-- START OF LISTED RECORDS --
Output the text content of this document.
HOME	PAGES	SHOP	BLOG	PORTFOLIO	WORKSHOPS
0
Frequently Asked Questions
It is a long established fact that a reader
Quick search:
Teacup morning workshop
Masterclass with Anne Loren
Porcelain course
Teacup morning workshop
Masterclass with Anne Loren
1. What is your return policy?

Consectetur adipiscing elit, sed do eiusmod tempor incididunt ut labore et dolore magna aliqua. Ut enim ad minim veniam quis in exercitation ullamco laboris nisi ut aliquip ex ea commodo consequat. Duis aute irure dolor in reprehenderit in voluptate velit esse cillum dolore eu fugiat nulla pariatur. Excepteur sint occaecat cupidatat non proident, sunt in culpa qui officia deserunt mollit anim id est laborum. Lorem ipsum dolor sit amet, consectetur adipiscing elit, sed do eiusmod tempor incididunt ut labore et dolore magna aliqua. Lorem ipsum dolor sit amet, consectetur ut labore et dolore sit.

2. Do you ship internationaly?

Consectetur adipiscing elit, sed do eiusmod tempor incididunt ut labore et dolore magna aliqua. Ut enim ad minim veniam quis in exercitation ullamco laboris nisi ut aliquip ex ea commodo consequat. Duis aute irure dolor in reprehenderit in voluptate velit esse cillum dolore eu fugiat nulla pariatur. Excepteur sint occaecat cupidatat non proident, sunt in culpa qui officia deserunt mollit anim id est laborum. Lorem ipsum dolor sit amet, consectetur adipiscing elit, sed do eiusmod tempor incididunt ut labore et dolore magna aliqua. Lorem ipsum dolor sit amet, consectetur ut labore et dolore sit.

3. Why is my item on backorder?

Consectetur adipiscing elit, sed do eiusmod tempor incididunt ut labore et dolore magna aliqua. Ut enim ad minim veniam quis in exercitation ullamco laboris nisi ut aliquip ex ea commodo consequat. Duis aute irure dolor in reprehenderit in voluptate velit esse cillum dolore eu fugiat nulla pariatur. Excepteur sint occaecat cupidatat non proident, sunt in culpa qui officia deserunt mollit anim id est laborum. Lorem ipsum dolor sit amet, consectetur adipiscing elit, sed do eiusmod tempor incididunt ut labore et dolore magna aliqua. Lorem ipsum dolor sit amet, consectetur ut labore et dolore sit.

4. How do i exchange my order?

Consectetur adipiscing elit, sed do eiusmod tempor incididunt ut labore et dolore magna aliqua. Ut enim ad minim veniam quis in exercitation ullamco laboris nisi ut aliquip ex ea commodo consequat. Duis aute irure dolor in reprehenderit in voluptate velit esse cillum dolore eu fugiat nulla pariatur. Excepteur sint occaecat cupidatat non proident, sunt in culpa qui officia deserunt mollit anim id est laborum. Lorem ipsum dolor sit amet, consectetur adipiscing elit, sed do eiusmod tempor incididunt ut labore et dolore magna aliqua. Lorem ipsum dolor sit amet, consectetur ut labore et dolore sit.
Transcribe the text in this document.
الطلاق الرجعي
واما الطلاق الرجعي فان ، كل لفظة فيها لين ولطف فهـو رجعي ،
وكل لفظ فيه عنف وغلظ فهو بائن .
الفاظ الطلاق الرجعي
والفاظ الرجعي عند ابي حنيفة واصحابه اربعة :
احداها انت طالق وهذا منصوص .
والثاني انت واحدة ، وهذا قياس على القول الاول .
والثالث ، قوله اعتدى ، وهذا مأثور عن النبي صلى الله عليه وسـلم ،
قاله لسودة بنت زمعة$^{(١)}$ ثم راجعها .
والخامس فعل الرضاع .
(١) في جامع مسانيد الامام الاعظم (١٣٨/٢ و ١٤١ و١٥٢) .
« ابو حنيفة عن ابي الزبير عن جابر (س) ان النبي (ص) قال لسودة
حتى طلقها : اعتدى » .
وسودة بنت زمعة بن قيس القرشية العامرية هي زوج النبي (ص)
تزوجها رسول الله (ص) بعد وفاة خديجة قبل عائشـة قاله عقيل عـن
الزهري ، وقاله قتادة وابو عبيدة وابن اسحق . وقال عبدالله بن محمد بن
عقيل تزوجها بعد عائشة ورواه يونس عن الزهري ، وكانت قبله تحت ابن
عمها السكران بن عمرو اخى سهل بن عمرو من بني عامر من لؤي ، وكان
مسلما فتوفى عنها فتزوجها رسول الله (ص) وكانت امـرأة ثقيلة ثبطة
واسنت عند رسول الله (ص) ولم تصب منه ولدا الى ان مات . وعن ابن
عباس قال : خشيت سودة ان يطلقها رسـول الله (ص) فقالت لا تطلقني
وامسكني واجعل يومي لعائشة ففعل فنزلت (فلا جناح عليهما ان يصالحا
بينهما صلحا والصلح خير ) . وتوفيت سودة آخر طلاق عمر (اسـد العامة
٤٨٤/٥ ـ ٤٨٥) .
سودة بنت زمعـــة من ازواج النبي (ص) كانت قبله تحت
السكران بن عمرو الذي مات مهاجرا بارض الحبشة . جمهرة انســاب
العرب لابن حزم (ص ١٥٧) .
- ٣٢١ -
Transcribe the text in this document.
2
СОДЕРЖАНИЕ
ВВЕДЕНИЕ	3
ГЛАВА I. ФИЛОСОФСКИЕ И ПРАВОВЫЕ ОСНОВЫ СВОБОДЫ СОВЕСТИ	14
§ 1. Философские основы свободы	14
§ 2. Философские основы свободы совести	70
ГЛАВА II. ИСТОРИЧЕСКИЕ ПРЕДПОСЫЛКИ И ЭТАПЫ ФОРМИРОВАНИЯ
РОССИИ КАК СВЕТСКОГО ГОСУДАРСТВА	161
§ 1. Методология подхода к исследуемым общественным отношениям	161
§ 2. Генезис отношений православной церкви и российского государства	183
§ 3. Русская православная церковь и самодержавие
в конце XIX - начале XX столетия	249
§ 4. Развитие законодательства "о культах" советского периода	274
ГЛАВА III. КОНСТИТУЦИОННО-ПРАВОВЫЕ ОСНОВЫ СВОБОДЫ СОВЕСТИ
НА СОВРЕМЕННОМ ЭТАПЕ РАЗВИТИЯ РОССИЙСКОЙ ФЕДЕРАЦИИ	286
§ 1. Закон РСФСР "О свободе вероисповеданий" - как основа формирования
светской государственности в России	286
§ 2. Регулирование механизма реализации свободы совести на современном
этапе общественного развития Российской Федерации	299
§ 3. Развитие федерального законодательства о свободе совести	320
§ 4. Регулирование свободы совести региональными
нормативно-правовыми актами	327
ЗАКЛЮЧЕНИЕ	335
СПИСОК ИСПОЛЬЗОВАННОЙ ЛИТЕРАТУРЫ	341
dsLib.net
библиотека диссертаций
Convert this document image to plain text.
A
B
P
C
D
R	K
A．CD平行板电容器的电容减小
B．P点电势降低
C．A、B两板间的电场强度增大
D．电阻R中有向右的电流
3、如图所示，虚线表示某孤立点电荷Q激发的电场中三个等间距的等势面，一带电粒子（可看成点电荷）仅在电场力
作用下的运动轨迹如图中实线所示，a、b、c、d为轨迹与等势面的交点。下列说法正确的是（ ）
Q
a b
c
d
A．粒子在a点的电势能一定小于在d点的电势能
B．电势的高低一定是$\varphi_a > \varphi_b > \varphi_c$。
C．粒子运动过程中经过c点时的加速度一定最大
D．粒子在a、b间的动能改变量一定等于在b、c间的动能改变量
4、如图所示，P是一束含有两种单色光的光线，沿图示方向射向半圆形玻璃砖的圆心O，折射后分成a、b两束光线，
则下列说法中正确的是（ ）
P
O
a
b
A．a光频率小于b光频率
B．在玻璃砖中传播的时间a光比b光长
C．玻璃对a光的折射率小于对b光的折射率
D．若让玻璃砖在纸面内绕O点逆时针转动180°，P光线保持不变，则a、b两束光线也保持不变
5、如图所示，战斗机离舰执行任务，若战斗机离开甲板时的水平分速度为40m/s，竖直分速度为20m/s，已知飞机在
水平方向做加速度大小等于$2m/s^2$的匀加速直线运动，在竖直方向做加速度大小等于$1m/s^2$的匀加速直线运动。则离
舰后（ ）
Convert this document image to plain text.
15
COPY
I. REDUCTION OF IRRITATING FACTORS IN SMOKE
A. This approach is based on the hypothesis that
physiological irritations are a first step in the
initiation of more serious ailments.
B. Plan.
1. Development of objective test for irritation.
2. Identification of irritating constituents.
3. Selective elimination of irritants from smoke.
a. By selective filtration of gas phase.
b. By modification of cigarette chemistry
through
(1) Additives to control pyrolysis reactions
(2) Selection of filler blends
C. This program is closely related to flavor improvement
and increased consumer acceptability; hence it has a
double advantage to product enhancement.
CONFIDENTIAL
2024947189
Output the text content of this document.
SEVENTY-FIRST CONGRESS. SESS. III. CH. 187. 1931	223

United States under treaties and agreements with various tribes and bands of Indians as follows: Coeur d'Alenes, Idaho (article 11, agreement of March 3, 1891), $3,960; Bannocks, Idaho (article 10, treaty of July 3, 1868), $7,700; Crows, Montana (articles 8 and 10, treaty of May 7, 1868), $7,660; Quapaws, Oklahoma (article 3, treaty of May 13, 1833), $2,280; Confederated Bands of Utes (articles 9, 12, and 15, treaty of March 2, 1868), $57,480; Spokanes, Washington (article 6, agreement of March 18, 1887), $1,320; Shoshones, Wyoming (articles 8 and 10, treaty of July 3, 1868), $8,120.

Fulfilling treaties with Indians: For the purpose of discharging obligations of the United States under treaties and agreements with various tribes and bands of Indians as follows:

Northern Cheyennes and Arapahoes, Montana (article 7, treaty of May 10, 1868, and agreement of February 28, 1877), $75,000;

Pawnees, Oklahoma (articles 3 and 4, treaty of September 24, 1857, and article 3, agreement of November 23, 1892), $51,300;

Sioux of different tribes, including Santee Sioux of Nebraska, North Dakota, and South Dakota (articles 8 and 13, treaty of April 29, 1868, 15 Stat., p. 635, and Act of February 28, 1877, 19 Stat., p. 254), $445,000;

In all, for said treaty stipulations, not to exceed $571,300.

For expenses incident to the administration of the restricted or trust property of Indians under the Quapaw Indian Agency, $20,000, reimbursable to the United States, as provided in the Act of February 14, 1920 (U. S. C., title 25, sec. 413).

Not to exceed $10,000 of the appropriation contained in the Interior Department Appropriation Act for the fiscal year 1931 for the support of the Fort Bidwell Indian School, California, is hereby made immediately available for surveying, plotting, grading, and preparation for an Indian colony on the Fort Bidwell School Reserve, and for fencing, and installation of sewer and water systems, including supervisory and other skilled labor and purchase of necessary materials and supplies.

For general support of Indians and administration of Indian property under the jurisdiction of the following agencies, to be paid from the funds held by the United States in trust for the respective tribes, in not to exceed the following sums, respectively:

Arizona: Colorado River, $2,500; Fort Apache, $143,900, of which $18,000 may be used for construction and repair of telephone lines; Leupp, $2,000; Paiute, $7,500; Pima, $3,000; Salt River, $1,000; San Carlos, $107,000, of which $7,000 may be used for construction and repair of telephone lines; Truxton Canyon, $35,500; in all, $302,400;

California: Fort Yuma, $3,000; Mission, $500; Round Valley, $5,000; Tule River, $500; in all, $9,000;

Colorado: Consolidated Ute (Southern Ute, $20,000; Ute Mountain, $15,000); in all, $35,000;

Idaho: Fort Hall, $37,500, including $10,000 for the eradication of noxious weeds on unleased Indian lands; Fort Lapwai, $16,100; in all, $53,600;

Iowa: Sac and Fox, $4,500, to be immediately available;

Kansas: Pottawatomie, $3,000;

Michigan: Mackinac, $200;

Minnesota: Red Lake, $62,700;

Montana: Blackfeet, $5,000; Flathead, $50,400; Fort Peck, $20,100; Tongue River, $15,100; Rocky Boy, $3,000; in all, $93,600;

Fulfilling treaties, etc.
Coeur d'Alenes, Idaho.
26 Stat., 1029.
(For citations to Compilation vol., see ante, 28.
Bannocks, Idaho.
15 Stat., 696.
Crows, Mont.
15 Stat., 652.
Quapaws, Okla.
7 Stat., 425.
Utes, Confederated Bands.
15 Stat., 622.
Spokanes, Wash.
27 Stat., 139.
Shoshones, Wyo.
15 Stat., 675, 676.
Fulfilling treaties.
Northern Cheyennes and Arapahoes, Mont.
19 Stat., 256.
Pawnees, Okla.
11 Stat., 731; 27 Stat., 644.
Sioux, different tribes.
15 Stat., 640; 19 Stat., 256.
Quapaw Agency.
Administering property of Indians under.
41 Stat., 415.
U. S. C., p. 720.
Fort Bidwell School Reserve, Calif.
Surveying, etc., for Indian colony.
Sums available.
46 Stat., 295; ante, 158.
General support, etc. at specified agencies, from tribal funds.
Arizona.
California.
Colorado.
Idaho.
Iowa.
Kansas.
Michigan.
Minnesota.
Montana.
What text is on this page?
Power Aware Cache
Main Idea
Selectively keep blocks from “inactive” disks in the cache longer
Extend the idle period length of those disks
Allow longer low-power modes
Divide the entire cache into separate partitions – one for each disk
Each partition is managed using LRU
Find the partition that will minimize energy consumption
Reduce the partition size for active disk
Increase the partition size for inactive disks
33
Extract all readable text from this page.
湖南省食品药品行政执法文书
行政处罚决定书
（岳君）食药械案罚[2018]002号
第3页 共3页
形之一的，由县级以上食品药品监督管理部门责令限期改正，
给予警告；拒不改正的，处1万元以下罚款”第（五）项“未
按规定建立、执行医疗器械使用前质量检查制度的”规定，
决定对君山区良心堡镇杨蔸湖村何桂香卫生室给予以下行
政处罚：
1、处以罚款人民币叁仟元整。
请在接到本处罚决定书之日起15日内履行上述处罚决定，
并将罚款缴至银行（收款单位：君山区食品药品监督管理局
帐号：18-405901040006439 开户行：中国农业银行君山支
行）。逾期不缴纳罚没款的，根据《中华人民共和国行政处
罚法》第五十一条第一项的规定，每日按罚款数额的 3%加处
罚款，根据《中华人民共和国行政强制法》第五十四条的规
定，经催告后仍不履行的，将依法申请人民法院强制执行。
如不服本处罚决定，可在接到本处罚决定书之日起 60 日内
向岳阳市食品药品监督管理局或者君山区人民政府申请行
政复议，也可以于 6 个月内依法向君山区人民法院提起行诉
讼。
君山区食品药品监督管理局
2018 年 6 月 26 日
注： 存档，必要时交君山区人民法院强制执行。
-- END OF LISTED RECORDS --
• [WORK INSTRUCTIONS]
Search the data for the word "عمرو" and copy each line where it appears.

• [COMPLETED EXERCISE]
عمها السكران بن عمرو اخى سهل بن عمرو من بني عامر من لؤي ، وكان
السكران بن عمرو الذي مات مهاجرا بارض الحبشة . جمهرة انســاب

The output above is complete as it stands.